Directions for this task: Work out how many lines of the listing hold "Outbound", then state only that count.

Data section:
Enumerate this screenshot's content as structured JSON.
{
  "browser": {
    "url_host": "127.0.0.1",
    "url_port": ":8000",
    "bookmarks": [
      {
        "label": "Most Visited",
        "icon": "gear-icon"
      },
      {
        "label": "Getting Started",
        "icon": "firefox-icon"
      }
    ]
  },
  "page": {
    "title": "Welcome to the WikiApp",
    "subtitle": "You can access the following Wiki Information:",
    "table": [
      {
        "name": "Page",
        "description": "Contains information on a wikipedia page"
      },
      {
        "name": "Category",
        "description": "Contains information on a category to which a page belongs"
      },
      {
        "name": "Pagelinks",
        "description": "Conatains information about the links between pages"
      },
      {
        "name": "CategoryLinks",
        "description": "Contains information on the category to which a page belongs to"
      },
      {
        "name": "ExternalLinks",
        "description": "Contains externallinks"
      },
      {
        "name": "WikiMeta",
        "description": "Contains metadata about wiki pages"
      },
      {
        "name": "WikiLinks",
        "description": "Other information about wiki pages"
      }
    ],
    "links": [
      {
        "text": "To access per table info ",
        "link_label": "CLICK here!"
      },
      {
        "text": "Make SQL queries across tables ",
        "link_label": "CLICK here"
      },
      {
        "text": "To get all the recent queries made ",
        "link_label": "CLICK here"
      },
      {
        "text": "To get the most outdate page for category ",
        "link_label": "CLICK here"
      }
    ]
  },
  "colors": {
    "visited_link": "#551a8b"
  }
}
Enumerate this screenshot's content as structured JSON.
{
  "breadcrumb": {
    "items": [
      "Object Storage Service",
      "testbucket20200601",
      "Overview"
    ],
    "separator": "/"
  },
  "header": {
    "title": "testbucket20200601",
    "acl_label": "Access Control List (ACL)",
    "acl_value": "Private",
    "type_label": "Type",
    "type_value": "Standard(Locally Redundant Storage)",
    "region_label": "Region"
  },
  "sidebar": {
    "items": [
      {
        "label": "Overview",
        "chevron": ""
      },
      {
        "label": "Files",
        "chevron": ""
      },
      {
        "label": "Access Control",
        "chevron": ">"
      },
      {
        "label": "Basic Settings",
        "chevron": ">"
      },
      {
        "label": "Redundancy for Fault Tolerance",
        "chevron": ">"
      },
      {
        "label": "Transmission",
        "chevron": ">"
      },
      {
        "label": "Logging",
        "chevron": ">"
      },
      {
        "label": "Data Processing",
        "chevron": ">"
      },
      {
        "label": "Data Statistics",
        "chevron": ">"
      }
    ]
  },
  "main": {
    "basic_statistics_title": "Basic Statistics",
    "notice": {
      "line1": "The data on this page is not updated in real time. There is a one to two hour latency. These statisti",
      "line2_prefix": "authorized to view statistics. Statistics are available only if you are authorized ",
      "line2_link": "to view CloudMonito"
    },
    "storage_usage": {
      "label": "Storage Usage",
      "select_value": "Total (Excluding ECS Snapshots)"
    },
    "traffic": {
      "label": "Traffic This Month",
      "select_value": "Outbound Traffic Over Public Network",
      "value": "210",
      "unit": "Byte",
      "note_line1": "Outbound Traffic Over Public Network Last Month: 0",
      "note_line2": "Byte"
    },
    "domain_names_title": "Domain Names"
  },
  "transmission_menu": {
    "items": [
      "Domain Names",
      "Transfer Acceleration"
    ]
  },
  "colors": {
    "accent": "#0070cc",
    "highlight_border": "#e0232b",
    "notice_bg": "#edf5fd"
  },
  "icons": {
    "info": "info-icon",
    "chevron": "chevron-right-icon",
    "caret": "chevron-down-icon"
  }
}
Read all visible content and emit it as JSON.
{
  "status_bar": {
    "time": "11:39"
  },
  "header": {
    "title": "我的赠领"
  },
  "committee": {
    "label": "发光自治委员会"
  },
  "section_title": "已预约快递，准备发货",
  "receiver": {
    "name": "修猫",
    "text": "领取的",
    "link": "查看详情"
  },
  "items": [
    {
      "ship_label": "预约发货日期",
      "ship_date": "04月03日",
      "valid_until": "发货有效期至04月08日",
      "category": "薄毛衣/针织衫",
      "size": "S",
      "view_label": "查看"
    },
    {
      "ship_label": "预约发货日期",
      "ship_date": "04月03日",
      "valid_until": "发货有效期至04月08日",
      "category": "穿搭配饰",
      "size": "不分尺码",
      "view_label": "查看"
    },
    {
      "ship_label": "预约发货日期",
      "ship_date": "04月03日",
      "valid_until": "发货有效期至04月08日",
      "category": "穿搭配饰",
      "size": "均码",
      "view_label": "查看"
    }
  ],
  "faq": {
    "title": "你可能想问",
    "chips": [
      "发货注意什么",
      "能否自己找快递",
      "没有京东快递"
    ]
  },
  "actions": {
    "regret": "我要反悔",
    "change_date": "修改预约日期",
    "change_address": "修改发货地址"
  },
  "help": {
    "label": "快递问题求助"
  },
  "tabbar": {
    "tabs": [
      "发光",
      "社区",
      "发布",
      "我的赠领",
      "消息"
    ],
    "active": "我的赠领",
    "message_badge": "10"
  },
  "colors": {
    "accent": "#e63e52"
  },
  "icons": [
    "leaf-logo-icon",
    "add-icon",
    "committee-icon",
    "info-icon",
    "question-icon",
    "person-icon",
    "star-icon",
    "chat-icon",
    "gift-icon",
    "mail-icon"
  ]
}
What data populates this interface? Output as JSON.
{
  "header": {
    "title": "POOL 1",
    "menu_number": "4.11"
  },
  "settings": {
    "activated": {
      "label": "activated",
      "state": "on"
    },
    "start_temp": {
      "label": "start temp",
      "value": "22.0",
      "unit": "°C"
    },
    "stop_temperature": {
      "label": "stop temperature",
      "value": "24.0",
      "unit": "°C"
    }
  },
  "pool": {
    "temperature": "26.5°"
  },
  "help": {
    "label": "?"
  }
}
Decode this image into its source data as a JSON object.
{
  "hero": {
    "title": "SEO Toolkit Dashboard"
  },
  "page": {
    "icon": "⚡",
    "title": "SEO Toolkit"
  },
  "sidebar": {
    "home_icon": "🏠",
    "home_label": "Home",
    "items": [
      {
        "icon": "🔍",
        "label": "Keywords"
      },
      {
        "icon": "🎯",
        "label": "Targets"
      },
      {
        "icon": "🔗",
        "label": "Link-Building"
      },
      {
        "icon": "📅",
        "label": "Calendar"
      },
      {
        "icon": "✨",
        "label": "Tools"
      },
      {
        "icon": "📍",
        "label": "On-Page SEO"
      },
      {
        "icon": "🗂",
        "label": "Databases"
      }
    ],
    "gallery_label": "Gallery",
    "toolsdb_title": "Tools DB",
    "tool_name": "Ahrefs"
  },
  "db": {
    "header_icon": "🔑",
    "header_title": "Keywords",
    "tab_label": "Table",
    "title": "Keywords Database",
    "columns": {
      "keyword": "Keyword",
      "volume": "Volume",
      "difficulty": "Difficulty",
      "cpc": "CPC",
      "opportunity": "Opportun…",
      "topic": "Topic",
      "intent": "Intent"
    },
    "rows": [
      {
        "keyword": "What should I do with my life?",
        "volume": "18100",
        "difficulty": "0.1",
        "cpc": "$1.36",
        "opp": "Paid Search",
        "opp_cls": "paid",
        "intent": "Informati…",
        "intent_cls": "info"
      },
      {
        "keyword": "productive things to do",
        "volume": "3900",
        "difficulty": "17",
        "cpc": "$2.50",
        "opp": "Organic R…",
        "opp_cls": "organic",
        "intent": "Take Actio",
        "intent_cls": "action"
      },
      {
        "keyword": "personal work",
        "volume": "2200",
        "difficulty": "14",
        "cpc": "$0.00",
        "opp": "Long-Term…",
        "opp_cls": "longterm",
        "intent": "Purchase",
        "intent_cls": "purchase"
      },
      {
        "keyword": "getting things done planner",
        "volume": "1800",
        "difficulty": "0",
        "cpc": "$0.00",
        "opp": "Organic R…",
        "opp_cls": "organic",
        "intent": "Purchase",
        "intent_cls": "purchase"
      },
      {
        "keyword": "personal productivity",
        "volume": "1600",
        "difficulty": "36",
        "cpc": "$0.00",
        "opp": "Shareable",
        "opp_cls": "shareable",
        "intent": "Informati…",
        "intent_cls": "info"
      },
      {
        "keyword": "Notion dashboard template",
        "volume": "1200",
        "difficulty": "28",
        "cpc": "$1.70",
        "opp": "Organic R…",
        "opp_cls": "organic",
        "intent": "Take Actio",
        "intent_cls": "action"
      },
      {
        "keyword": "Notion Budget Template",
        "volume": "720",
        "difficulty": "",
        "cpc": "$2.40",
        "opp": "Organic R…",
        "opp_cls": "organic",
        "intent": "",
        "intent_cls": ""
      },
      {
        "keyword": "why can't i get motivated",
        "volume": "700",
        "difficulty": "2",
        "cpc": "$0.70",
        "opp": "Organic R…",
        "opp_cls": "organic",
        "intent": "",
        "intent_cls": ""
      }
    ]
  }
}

Task answer: 2